### WHAT YOU NEED TO DO:
Extract the lines beginning at the one that holds "Give me the" and ending at the final line of the material below, keeping them exact and leaving out all pictures.

### PROVIDED RECORDS:
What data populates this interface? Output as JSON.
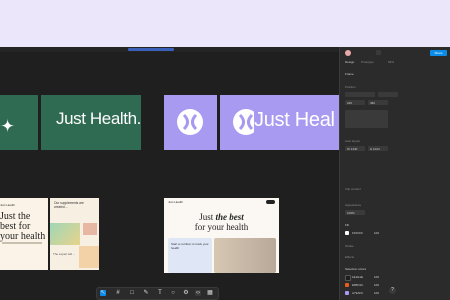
{
  "canvas": {
    "frames": {
      "green_logo_text": "Just Health.",
      "purple_logo_text": "Just Heal",
      "left_card_brand": "Just Health",
      "left_card_headline": "Just the best for your health",
      "mid_card_text": "Our supplements are created ...",
      "mid_card_small": "The expert tell ...",
      "web_nav_brand": "Just Health",
      "web_headline_pre": "Just ",
      "web_headline_em": "the best",
      "web_headline_post": "for your health",
      "web_panel_text": "Start a nutrition to track your health"
    }
  },
  "props": {
    "share": "Share",
    "tabs": [
      "Design",
      "Prototype"
    ],
    "zoom": "66%",
    "frame_label": "Frame",
    "position_label": "Position",
    "constraints": {
      "x": "220",
      "y": "460"
    },
    "layout_label": "Auto layout",
    "w": "W 1440",
    "h": "H 1024",
    "clip": "Clip content",
    "appearance_label": "Appearance",
    "opacity": "100%",
    "fill_label": "Fill",
    "fill_value": "FFFFFF",
    "fill_opacity": "100",
    "stroke_label": "Stroke",
    "effects_label": "Effects",
    "selection_colors_label": "Selection colors",
    "colors": [
      {
        "hex": "#1E1E1E",
        "label": "1E1E1E",
        "pct": "100"
      },
      {
        "hex": "#E85D1C",
        "label": "E85D1C",
        "pct": "100"
      },
      {
        "hex": "#A79AF0",
        "label": "A79AF0",
        "pct": "100"
      },
      {
        "hex": "#FFFFFF",
        "label": "FFFFFF",
        "pct": "100"
      }
    ]
  },
  "toolbar": {
    "tools": [
      "move-tool",
      "frame-tool",
      "shape-tool",
      "pen-tool",
      "text-tool",
      "comment-tool",
      "actions-tool",
      "dev-mode-toggle",
      "ui3-toggle"
    ]
  },
  "help": "?"
}
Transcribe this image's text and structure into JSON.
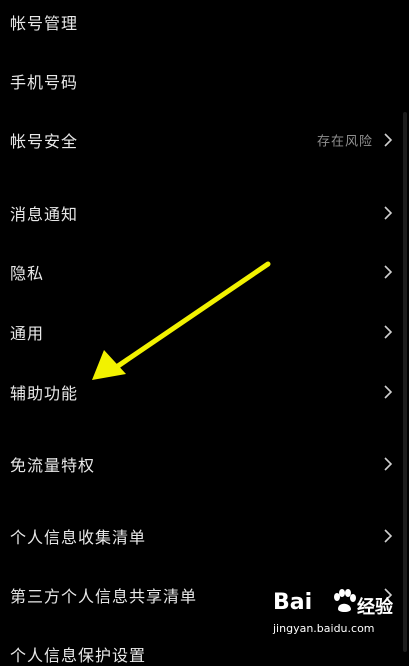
{
  "settings": {
    "items": [
      {
        "label": "帐号管理",
        "status": "",
        "chevron": false
      },
      {
        "label": "手机号码",
        "status": "",
        "chevron": false
      },
      {
        "label": "帐号安全",
        "status": "存在风险",
        "chevron": true
      },
      {
        "label": "消息通知",
        "status": "",
        "chevron": true
      },
      {
        "label": "隐私",
        "status": "",
        "chevron": true
      },
      {
        "label": "通用",
        "status": "",
        "chevron": true
      },
      {
        "label": "辅助功能",
        "status": "",
        "chevron": true
      },
      {
        "label": "免流量特权",
        "status": "",
        "chevron": true
      },
      {
        "label": "个人信息收集清单",
        "status": "",
        "chevron": true
      },
      {
        "label": "第三方个人信息共享清单",
        "status": "",
        "chevron": true
      }
    ],
    "partial_item_label": "个人信息保护设置"
  },
  "annotation": {
    "arrow_color": "#f2f200",
    "points_to": "辅助功能"
  },
  "watermark": {
    "brand": "Bai",
    "paw_suffix": "经验",
    "url": "jingyan.baidu.com"
  },
  "colors": {
    "background": "#000000",
    "text": "#e8e8e8",
    "status_text": "#8f8f8f"
  }
}
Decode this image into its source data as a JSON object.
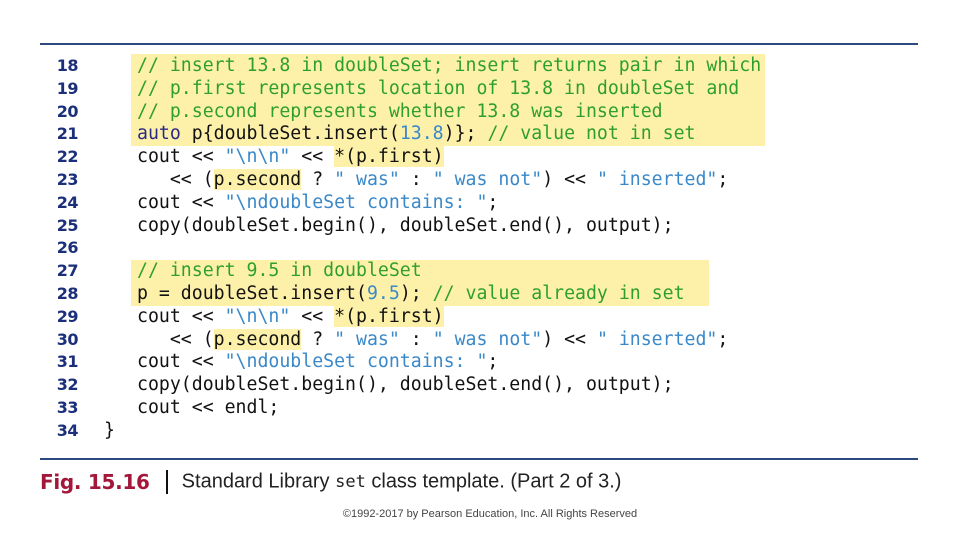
{
  "figure": {
    "label": "Fig. 15.16",
    "caption_prefix": "Standard Library ",
    "caption_code": "set",
    "caption_suffix": " class template. (Part 2 of 3.)"
  },
  "copyright": "©1992-2017 by Pearson Education, Inc. All Rights Reserved",
  "colors": {
    "rule": "#2c4a7e",
    "line_number": "#1b2f7a",
    "highlight": "#fdf1a9",
    "comment": "#2e9f2e",
    "string": "#3a88c8",
    "keyword": "#2a2a86",
    "figure_label": "#a3173a"
  },
  "code_lines": [
    {
      "number": "18",
      "segments": [
        {
          "t": "// insert 13.8 in doubleSet; insert returns pair in which",
          "k": "comment"
        }
      ]
    },
    {
      "number": "19",
      "segments": [
        {
          "t": "// p.first represents location of 13.8 in doubleSet and",
          "k": "comment"
        }
      ]
    },
    {
      "number": "20",
      "segments": [
        {
          "t": "// p.second represents whether 13.8 was inserted",
          "k": "comment"
        }
      ]
    },
    {
      "number": "21",
      "segments": [
        {
          "t": "auto",
          "k": "kw"
        },
        {
          "t": " p{doubleSet.insert(",
          "k": "plain"
        },
        {
          "t": "13.8",
          "k": "num"
        },
        {
          "t": ")}; ",
          "k": "plain"
        },
        {
          "t": "// value not in set",
          "k": "comment"
        }
      ]
    },
    {
      "number": "22",
      "segments": [
        {
          "t": "cout << ",
          "k": "plain"
        },
        {
          "t": "\"\\n\\n\"",
          "k": "str"
        },
        {
          "t": " << ",
          "k": "plain"
        },
        {
          "t": "*(p.first)",
          "k": "hl"
        }
      ]
    },
    {
      "number": "23",
      "segments": [
        {
          "t": "   << (",
          "k": "plain"
        },
        {
          "t": "p.second",
          "k": "hl"
        },
        {
          "t": " ? ",
          "k": "plain"
        },
        {
          "t": "\" was\"",
          "k": "str"
        },
        {
          "t": " : ",
          "k": "plain"
        },
        {
          "t": "\" was not\"",
          "k": "str"
        },
        {
          "t": ") << ",
          "k": "plain"
        },
        {
          "t": "\" inserted\"",
          "k": "str"
        },
        {
          "t": ";",
          "k": "plain"
        }
      ]
    },
    {
      "number": "24",
      "segments": [
        {
          "t": "cout << ",
          "k": "plain"
        },
        {
          "t": "\"\\ndoubleSet contains: \"",
          "k": "str"
        },
        {
          "t": ";",
          "k": "plain"
        }
      ]
    },
    {
      "number": "25",
      "segments": [
        {
          "t": "copy(doubleSet.begin(), doubleSet.end(), output);",
          "k": "plain"
        }
      ]
    },
    {
      "number": "26",
      "segments": []
    },
    {
      "number": "27",
      "segments": [
        {
          "t": "// insert 9.5 in doubleSet",
          "k": "comment"
        }
      ]
    },
    {
      "number": "28",
      "segments": [
        {
          "t": "p = doubleSet.insert(",
          "k": "plain"
        },
        {
          "t": "9.5",
          "k": "num"
        },
        {
          "t": "); ",
          "k": "plain"
        },
        {
          "t": "// value already in set",
          "k": "comment"
        }
      ]
    },
    {
      "number": "29",
      "segments": [
        {
          "t": "cout << ",
          "k": "plain"
        },
        {
          "t": "\"\\n\\n\"",
          "k": "str"
        },
        {
          "t": " << ",
          "k": "plain"
        },
        {
          "t": "*(p.first)",
          "k": "hl"
        }
      ]
    },
    {
      "number": "30",
      "segments": [
        {
          "t": "   << (",
          "k": "plain"
        },
        {
          "t": "p.second",
          "k": "hl"
        },
        {
          "t": " ? ",
          "k": "plain"
        },
        {
          "t": "\" was\"",
          "k": "str"
        },
        {
          "t": " : ",
          "k": "plain"
        },
        {
          "t": "\" was not\"",
          "k": "str"
        },
        {
          "t": ") << ",
          "k": "plain"
        },
        {
          "t": "\" inserted\"",
          "k": "str"
        },
        {
          "t": ";",
          "k": "plain"
        }
      ]
    },
    {
      "number": "31",
      "segments": [
        {
          "t": "cout << ",
          "k": "plain"
        },
        {
          "t": "\"\\ndoubleSet contains: \"",
          "k": "str"
        },
        {
          "t": ";",
          "k": "plain"
        }
      ]
    },
    {
      "number": "32",
      "segments": [
        {
          "t": "copy(doubleSet.begin(), doubleSet.end(), output);",
          "k": "plain"
        }
      ]
    },
    {
      "number": "33",
      "segments": [
        {
          "t": "cout << endl;",
          "k": "plain"
        }
      ]
    },
    {
      "number": "34",
      "segments": [
        {
          "t": "}",
          "k": "plain"
        }
      ],
      "outdent": true
    }
  ]
}
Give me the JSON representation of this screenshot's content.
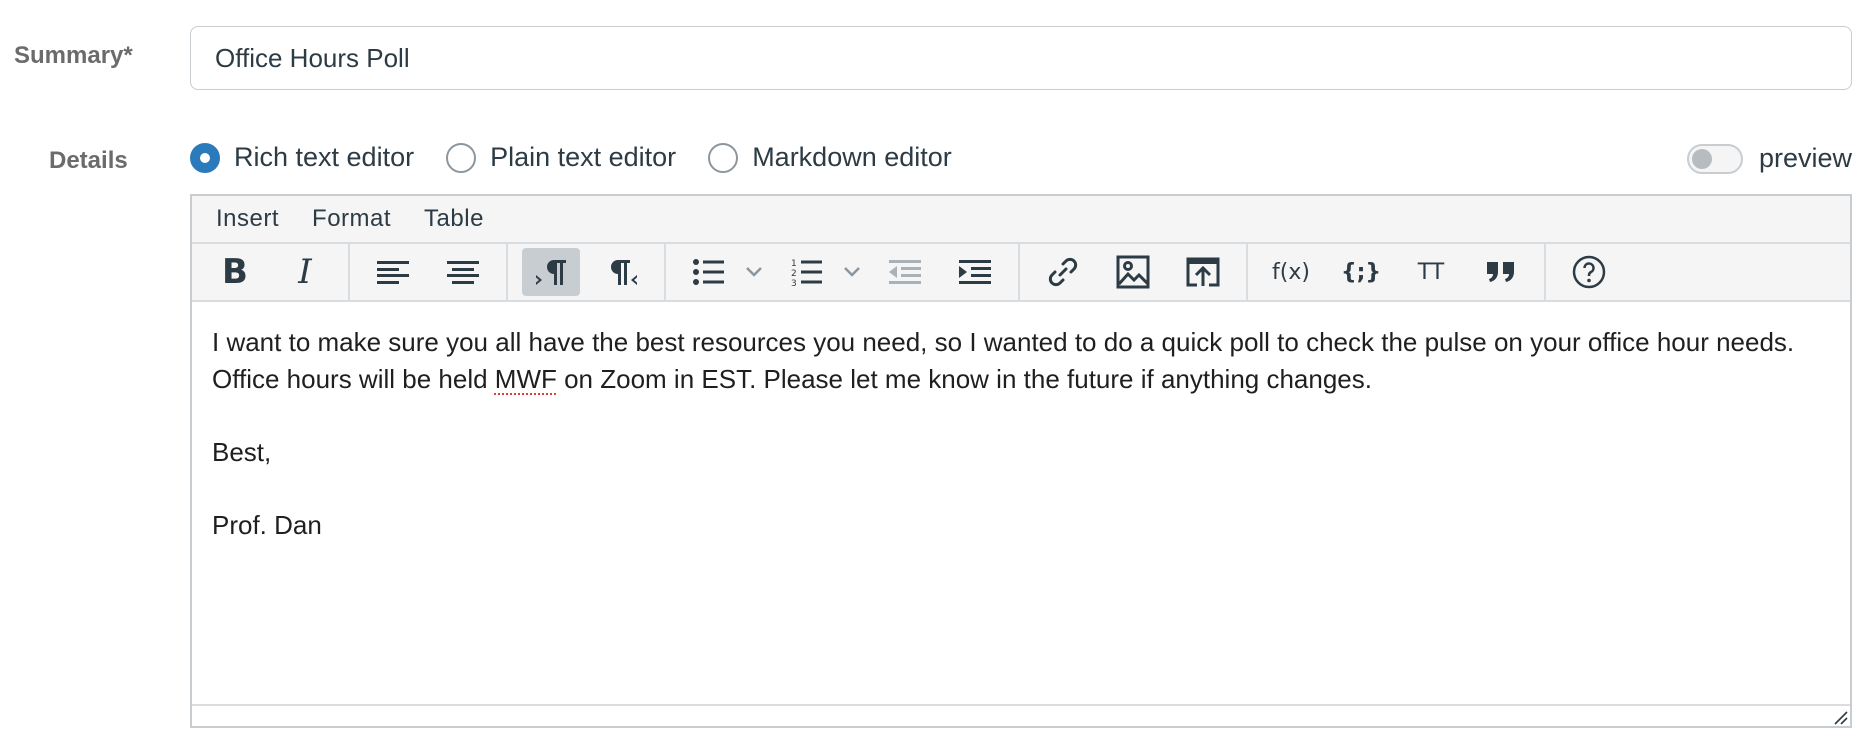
{
  "summary": {
    "label": "Summary*",
    "value": "Office Hours Poll"
  },
  "details": {
    "label": "Details",
    "editor_options": [
      {
        "label": "Rich text editor",
        "selected": true
      },
      {
        "label": "Plain text editor",
        "selected": false
      },
      {
        "label": "Markdown editor",
        "selected": false
      }
    ],
    "preview_label": "preview"
  },
  "editor": {
    "menu": [
      "Insert",
      "Format",
      "Table"
    ],
    "toolbar": {
      "bold": "B",
      "italic": "I",
      "math": "f(x)",
      "embed": "{;}",
      "font_size": "TT"
    },
    "body": {
      "paragraph1_a": "I want to make sure you all have the best resources you need, so I wanted to do a quick poll to check the pulse on your office hour needs. Office hours will be held ",
      "misspelled": "MWF",
      "paragraph1_b": " on Zoom in EST. Please let me know in the future if anything changes.",
      "closing": "Best,",
      "signature": "Prof. Dan"
    }
  },
  "colors": {
    "accent": "#2b7abc",
    "border": "#c7cdd1",
    "toolbar_bg": "#f5f5f5"
  }
}
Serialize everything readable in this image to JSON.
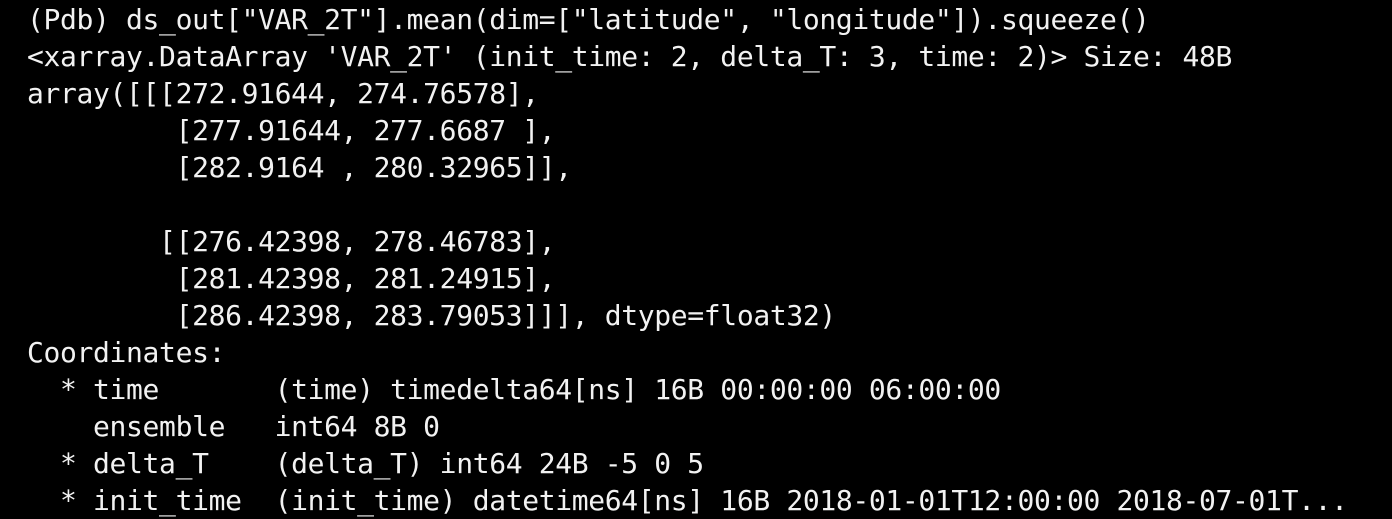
{
  "terminal": {
    "lines": [
      "(Pdb) ds_out[\"VAR_2T\"].mean(dim=[\"latitude\", \"longitude\"]).squeeze()",
      "<xarray.DataArray 'VAR_2T' (init_time: 2, delta_T: 3, time: 2)> Size: 48B",
      "array([[[272.91644, 274.76578],",
      "         [277.91644, 277.6687 ],",
      "         [282.9164 , 280.32965]],",
      "",
      "        [[276.42398, 278.46783],",
      "         [281.42398, 281.24915],",
      "         [286.42398, 283.79053]]], dtype=float32)",
      "Coordinates:",
      "  * time       (time) timedelta64[ns] 16B 00:00:00 06:00:00",
      "    ensemble   int64 8B 0",
      "  * delta_T    (delta_T) int64 24B -5 0 5",
      "  * init_time  (init_time) datetime64[ns] 16B 2018-01-01T12:00:00 2018-07-01T..."
    ]
  }
}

### ANSWER TO THIS EXERCISE:
Give me the JSON representation of this screenshot's content.
{
  "summary": {
    "label": "Summary*",
    "value": "Office Hours Poll"
  },
  "details": {
    "label": "Details",
    "editor_options": [
      {
        "label": "Rich text editor",
        "selected": true
      },
      {
        "label": "Plain text editor",
        "selected": false
      },
      {
        "label": "Markdown editor",
        "selected": false
      }
    ],
    "preview_label": "preview"
  },
  "editor": {
    "menu": [
      "Insert",
      "Format",
      "Table"
    ],
    "toolbar": {
      "bold": "B",
      "italic": "I",
      "math": "f(x)",
      "embed": "{;}",
      "font_size": "TT"
    },
    "body": {
      "paragraph1_a": "I want to make sure you all have the best resources you need, so I wanted to do a quick poll to check the pulse on your office hour needs. Office hours will be held ",
      "misspelled": "MWF",
      "paragraph1_b": " on Zoom in EST. Please let me know in the future if anything changes.",
      "closing": "Best,",
      "signature": "Prof. Dan"
    }
  },
  "colors": {
    "accent": "#2b7abc",
    "border": "#c7cdd1",
    "toolbar_bg": "#f5f5f5"
  }
}
Serialize everything readable in this image to JSON.
{
  "terminal": {
    "lines": [
      "(Pdb) ds_out[\"VAR_2T\"].mean(dim=[\"latitude\", \"longitude\"]).squeeze()",
      "<xarray.DataArray 'VAR_2T' (init_time: 2, delta_T: 3, time: 2)> Size: 48B",
      "array([[[272.91644, 274.76578],",
      "         [277.91644, 277.6687 ],",
      "         [282.9164 , 280.32965]],",
      "",
      "        [[276.42398, 278.46783],",
      "         [281.42398, 281.24915],",
      "         [286.42398, 283.79053]]], dtype=float32)",
      "Coordinates:",
      "  * time       (time) timedelta64[ns] 16B 00:00:00 06:00:00",
      "    ensemble   int64 8B 0",
      "  * delta_T    (delta_T) int64 24B -5 0 5",
      "  * init_time  (init_time) datetime64[ns] 16B 2018-01-01T12:00:00 2018-07-01T..."
    ]
  }
}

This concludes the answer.